## To be done
Could you copy every line from the material below in which "this" appears?

---+---

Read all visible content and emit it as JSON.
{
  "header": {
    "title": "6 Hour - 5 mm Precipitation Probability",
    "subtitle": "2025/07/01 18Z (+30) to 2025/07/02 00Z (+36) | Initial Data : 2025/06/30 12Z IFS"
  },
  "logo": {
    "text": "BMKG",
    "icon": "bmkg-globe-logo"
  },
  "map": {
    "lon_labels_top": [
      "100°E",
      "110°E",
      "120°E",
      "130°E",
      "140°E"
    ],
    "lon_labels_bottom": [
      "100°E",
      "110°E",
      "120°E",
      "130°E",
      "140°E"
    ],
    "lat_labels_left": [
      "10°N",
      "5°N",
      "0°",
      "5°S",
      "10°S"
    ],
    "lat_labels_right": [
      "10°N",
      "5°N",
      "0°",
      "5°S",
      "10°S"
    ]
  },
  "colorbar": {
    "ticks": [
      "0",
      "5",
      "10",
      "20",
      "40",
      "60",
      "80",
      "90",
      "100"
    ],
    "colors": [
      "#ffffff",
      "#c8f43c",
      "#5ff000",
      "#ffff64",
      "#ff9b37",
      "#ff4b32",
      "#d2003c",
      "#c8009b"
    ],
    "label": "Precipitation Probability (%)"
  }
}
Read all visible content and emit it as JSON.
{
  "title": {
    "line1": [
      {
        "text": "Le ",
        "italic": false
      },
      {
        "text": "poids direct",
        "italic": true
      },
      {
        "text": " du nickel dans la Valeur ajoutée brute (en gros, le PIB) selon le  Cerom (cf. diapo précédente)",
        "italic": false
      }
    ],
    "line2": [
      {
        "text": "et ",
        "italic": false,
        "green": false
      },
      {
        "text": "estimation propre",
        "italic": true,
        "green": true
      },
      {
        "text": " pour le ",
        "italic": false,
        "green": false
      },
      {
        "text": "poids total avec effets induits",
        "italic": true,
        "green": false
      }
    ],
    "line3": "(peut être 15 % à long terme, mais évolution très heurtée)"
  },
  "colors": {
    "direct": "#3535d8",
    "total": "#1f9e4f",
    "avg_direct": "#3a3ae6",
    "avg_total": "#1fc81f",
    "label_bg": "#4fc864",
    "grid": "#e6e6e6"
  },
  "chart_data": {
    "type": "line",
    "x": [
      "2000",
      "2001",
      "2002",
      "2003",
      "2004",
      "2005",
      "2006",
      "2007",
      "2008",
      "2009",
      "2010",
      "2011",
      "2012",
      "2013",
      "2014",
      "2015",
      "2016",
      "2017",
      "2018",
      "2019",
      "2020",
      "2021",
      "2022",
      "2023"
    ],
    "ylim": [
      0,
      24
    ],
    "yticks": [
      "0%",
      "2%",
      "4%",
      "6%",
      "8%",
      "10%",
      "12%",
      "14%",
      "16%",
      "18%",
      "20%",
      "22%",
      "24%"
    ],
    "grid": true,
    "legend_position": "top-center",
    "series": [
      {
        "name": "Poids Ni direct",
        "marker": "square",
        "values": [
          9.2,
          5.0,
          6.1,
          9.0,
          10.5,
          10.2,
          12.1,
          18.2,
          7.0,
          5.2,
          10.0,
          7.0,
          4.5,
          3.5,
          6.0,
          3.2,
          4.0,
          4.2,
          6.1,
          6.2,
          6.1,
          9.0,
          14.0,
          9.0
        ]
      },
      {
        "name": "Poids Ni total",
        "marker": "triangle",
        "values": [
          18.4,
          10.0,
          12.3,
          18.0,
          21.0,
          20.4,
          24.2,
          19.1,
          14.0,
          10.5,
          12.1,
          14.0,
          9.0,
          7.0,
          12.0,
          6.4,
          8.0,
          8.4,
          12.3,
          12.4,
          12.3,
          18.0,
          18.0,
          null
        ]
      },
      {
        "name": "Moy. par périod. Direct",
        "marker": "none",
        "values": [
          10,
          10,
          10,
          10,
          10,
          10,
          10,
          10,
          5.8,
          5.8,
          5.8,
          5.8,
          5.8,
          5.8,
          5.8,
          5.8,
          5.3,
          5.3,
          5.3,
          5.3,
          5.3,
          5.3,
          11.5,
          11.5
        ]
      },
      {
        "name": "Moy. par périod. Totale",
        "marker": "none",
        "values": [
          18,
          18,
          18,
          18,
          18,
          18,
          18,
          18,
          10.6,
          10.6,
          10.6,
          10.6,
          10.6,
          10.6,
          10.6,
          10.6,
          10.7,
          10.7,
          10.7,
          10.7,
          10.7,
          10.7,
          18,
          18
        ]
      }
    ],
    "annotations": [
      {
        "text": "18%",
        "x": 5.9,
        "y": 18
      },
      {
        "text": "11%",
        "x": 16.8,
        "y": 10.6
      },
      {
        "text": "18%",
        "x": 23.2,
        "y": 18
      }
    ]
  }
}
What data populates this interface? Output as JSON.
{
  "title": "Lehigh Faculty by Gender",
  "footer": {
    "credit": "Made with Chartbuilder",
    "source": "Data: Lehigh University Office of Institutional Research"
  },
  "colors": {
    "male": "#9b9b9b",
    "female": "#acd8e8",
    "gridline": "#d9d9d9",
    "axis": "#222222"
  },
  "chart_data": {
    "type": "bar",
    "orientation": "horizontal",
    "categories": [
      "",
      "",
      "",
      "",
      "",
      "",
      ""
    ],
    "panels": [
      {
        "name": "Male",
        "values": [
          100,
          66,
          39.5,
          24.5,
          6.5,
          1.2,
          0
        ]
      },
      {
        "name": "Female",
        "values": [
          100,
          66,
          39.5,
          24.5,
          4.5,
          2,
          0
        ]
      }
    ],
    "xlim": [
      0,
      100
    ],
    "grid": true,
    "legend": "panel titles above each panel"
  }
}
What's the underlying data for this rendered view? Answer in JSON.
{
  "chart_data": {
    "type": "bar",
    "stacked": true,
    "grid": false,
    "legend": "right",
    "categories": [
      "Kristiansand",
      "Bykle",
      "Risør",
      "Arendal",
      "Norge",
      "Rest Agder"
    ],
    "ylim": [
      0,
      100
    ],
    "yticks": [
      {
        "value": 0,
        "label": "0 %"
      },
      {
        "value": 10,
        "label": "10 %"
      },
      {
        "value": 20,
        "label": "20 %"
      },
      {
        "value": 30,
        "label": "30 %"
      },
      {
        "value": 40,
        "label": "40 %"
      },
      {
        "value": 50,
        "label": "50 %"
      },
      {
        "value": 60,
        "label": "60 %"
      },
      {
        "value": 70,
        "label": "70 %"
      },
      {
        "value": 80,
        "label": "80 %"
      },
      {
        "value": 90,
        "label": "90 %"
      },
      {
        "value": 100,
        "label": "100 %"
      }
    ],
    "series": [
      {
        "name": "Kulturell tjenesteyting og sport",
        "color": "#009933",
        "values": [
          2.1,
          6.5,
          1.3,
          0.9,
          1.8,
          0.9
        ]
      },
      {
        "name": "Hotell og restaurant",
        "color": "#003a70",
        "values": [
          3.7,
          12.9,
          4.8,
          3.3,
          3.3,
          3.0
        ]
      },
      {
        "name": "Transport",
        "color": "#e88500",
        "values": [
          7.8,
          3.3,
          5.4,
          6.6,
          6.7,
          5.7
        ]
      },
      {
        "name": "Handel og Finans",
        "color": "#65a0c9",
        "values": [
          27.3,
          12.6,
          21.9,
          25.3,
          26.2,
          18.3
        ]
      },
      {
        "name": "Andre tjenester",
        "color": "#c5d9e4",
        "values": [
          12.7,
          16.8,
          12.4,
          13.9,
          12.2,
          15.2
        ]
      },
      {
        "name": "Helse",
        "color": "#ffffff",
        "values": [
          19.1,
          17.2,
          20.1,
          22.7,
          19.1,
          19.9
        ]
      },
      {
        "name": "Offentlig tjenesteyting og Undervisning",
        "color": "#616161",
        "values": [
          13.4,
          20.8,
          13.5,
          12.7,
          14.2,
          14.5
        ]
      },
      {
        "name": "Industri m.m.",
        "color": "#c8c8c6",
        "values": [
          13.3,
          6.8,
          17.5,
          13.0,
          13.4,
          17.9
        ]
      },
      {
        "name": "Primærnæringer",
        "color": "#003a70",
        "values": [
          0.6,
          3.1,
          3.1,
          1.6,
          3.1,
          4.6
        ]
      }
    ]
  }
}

---+---

## Result below
What data populates this interface? Output as JSON.
What's the underlying data for this rendered view? Answer in JSON.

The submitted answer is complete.